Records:
::::

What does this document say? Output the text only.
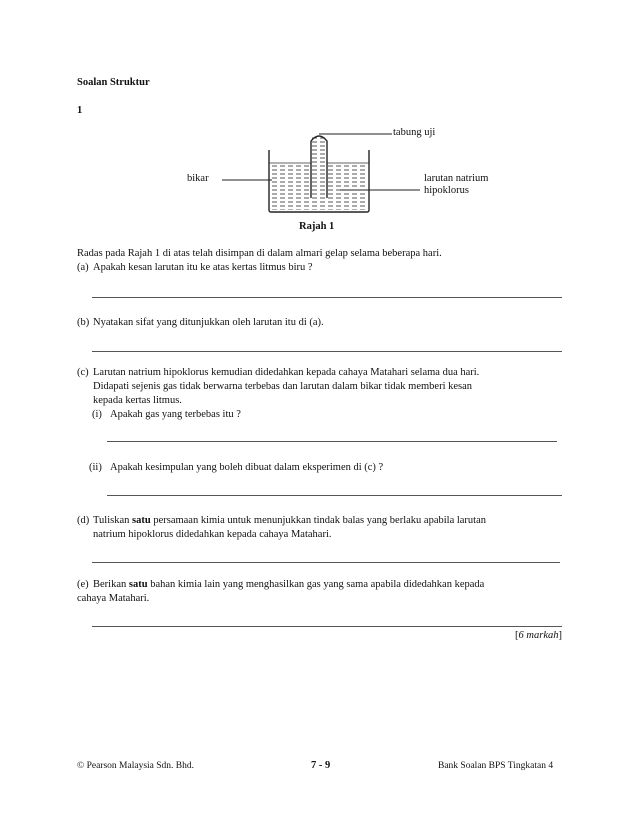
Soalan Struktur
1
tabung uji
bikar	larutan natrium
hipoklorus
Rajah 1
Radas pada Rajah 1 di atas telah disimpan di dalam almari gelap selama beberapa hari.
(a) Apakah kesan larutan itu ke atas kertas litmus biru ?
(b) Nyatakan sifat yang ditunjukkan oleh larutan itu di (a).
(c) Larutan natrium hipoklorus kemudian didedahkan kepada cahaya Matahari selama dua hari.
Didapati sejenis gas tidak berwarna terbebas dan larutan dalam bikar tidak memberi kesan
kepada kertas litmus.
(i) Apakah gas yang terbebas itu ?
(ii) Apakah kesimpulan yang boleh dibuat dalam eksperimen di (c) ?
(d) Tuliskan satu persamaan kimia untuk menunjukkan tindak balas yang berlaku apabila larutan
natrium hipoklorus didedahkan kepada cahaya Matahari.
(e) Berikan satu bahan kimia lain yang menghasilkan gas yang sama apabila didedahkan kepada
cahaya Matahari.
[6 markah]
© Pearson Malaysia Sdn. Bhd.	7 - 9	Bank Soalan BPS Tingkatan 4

::::

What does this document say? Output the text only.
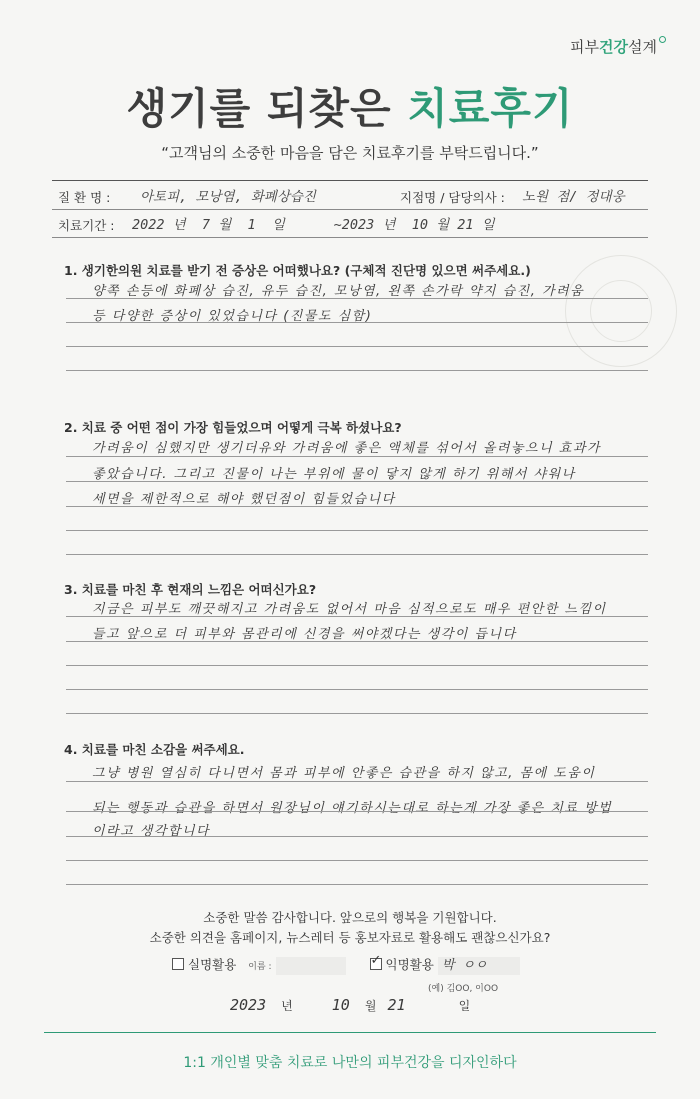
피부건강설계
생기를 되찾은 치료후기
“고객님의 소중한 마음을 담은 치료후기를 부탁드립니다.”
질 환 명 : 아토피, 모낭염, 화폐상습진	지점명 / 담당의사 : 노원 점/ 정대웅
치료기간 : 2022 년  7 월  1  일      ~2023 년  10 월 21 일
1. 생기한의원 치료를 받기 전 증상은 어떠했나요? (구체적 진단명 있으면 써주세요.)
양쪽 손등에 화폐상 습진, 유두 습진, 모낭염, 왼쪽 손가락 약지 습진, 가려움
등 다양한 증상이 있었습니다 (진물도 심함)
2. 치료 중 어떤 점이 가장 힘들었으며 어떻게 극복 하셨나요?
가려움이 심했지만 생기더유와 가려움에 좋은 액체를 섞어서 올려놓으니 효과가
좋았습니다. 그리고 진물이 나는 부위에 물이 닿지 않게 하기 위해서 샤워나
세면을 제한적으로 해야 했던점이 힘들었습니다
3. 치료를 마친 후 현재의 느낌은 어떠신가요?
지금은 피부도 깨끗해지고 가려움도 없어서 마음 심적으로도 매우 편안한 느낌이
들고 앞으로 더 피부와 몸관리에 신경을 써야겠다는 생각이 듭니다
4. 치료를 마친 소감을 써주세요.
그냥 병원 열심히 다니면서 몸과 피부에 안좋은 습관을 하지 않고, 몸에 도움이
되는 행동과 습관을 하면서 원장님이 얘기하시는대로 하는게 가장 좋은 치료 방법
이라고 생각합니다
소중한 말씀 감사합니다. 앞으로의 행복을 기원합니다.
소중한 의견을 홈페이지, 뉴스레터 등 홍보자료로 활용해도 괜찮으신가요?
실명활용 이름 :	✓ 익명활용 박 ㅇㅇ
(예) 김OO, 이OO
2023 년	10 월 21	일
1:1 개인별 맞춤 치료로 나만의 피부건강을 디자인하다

::::

*THE REQUEST*
Pick out the lines that have the word "hipoklorus". Copy them all.

*SOLVED EXERCISE*
hipoklorus
(c) Larutan natrium hipoklorus kemudian didedahkan kepada cahaya Matahari selama dua hari.
natrium hipoklorus didedahkan kepada cahaya Matahari.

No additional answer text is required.